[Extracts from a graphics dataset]
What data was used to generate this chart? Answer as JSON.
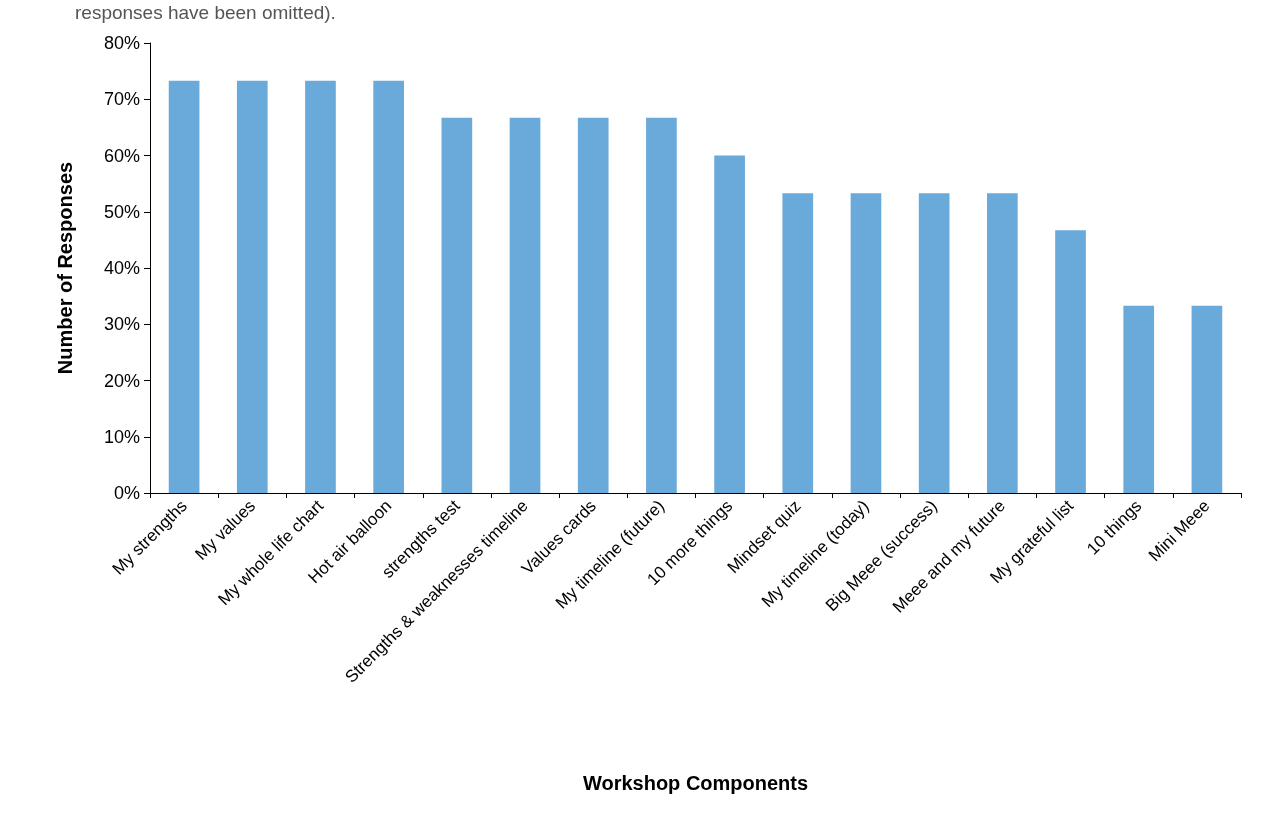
{
  "chart_data": {
    "type": "bar",
    "xlabel": "Workshop Components",
    "ylabel": "Number of Responses",
    "annotations": [
      "responses have been omitted)."
    ],
    "categories": [
      "My strengths",
      "My values",
      "My whole life chart",
      "Hot air balloon",
      "strengths test",
      "Strengths & weaknesses timeline",
      "Values cards",
      "My timeline (future)",
      "10 more things",
      "Mindset quiz",
      "My timeline (today)",
      "Big Meee (success)",
      "Meee and my future",
      "My grateful list",
      "10 things",
      "Mini Meee"
    ],
    "values": [
      73.3,
      73.3,
      73.3,
      73.3,
      66.7,
      66.7,
      66.7,
      66.7,
      60,
      53.3,
      53.3,
      53.3,
      53.3,
      46.7,
      33.3,
      33.3
    ],
    "color": "#6aaadb",
    "ylim": [
      0,
      80
    ],
    "yticks": [
      {
        "value": 0,
        "label": "0%"
      },
      {
        "value": 10,
        "label": "10%"
      },
      {
        "value": 20,
        "label": "20%"
      },
      {
        "value": 30,
        "label": "30%"
      },
      {
        "value": 40,
        "label": "40%"
      },
      {
        "value": 50,
        "label": "50%"
      },
      {
        "value": 60,
        "label": "60%"
      },
      {
        "value": 70,
        "label": "70%"
      },
      {
        "value": 80,
        "label": "80%"
      }
    ],
    "grid": false
  }
}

#### [REQUEST]
Copy the material shown above in full and exactly. Skip the pictures.

#### [SOLUTION FOR THIS TASK]
What data was used to generate this chart? Answer as JSON.
{
  "chart_data": {
    "type": "bar",
    "xlabel": "Workshop Components",
    "ylabel": "Number of Responses",
    "annotations": [
      "responses have been omitted)."
    ],
    "categories": [
      "My strengths",
      "My values",
      "My whole life chart",
      "Hot air balloon",
      "strengths test",
      "Strengths & weaknesses timeline",
      "Values cards",
      "My timeline (future)",
      "10 more things",
      "Mindset quiz",
      "My timeline (today)",
      "Big Meee (success)",
      "Meee and my future",
      "My grateful list",
      "10 things",
      "Mini Meee"
    ],
    "values": [
      73.3,
      73.3,
      73.3,
      73.3,
      66.7,
      66.7,
      66.7,
      66.7,
      60,
      53.3,
      53.3,
      53.3,
      53.3,
      46.7,
      33.3,
      33.3
    ],
    "color": "#6aaadb",
    "ylim": [
      0,
      80
    ],
    "yticks": [
      {
        "value": 0,
        "label": "0%"
      },
      {
        "value": 10,
        "label": "10%"
      },
      {
        "value": 20,
        "label": "20%"
      },
      {
        "value": 30,
        "label": "30%"
      },
      {
        "value": 40,
        "label": "40%"
      },
      {
        "value": 50,
        "label": "50%"
      },
      {
        "value": 60,
        "label": "60%"
      },
      {
        "value": 70,
        "label": "70%"
      },
      {
        "value": 80,
        "label": "80%"
      }
    ],
    "grid": false
  }
}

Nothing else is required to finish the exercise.